### EXCERPTED RECORDS

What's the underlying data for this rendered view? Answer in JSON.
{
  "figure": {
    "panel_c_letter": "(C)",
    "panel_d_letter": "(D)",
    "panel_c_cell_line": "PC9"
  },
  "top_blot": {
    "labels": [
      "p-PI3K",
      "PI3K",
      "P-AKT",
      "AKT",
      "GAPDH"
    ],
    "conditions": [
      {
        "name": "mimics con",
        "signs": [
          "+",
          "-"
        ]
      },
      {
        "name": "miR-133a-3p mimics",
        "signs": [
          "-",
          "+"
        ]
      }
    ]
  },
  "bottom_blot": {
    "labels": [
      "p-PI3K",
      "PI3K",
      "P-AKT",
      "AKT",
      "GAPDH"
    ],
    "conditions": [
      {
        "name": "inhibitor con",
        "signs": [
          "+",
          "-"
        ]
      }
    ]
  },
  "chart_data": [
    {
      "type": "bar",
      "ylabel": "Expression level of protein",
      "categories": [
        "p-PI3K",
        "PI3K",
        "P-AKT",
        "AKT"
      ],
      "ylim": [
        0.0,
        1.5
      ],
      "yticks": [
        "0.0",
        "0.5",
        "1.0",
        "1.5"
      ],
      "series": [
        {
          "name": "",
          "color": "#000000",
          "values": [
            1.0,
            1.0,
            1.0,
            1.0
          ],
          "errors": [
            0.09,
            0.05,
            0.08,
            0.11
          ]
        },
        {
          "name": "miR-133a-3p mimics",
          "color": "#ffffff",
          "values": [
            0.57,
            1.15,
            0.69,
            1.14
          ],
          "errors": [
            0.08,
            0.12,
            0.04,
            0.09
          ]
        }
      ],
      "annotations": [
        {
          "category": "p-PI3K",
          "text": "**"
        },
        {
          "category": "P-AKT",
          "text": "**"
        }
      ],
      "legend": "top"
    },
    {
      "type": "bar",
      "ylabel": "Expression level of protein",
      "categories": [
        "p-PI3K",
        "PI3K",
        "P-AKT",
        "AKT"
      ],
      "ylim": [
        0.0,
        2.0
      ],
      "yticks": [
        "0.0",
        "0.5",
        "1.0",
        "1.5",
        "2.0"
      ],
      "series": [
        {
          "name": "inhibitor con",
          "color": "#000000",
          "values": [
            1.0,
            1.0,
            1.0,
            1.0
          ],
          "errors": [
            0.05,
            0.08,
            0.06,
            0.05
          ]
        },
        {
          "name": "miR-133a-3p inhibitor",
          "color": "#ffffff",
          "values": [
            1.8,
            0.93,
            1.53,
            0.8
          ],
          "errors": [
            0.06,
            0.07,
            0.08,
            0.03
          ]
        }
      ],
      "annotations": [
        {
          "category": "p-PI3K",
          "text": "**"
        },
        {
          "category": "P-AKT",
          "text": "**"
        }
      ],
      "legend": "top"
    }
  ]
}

### WHAT YOU ARE ASKED TO DO
Go through the records above and copy each line exactly.

### TASK ANSWER
What's the underlying data for this rendered view? Answer in JSON.
{
  "figure": {
    "panel_c_letter": "(C)",
    "panel_d_letter": "(D)",
    "panel_c_cell_line": "PC9"
  },
  "top_blot": {
    "labels": [
      "p-PI3K",
      "PI3K",
      "P-AKT",
      "AKT",
      "GAPDH"
    ],
    "conditions": [
      {
        "name": "mimics con",
        "signs": [
          "+",
          "-"
        ]
      },
      {
        "name": "miR-133a-3p mimics",
        "signs": [
          "-",
          "+"
        ]
      }
    ]
  },
  "bottom_blot": {
    "labels": [
      "p-PI3K",
      "PI3K",
      "P-AKT",
      "AKT",
      "GAPDH"
    ],
    "conditions": [
      {
        "name": "inhibitor con",
        "signs": [
          "+",
          "-"
        ]
      }
    ]
  },
  "chart_data": [
    {
      "type": "bar",
      "ylabel": "Expression level of protein",
      "categories": [
        "p-PI3K",
        "PI3K",
        "P-AKT",
        "AKT"
      ],
      "ylim": [
        0.0,
        1.5
      ],
      "yticks": [
        "0.0",
        "0.5",
        "1.0",
        "1.5"
      ],
      "series": [
        {
          "name": "",
          "color": "#000000",
          "values": [
            1.0,
            1.0,
            1.0,
            1.0
          ],
          "errors": [
            0.09,
            0.05,
            0.08,
            0.11
          ]
        },
        {
          "name": "miR-133a-3p mimics",
          "color": "#ffffff",
          "values": [
            0.57,
            1.15,
            0.69,
            1.14
          ],
          "errors": [
            0.08,
            0.12,
            0.04,
            0.09
          ]
        }
      ],
      "annotations": [
        {
          "category": "p-PI3K",
          "text": "**"
        },
        {
          "category": "P-AKT",
          "text": "**"
        }
      ],
      "legend": "top"
    },
    {
      "type": "bar",
      "ylabel": "Expression level of protein",
      "categories": [
        "p-PI3K",
        "PI3K",
        "P-AKT",
        "AKT"
      ],
      "ylim": [
        0.0,
        2.0
      ],
      "yticks": [
        "0.0",
        "0.5",
        "1.0",
        "1.5",
        "2.0"
      ],
      "series": [
        {
          "name": "inhibitor con",
          "color": "#000000",
          "values": [
            1.0,
            1.0,
            1.0,
            1.0
          ],
          "errors": [
            0.05,
            0.08,
            0.06,
            0.05
          ]
        },
        {
          "name": "miR-133a-3p inhibitor",
          "color": "#ffffff",
          "values": [
            1.8,
            0.93,
            1.53,
            0.8
          ],
          "errors": [
            0.06,
            0.07,
            0.08,
            0.03
          ]
        }
      ],
      "annotations": [
        {
          "category": "p-PI3K",
          "text": "**"
        },
        {
          "category": "P-AKT",
          "text": "**"
        }
      ],
      "legend": "top"
    }
  ]
}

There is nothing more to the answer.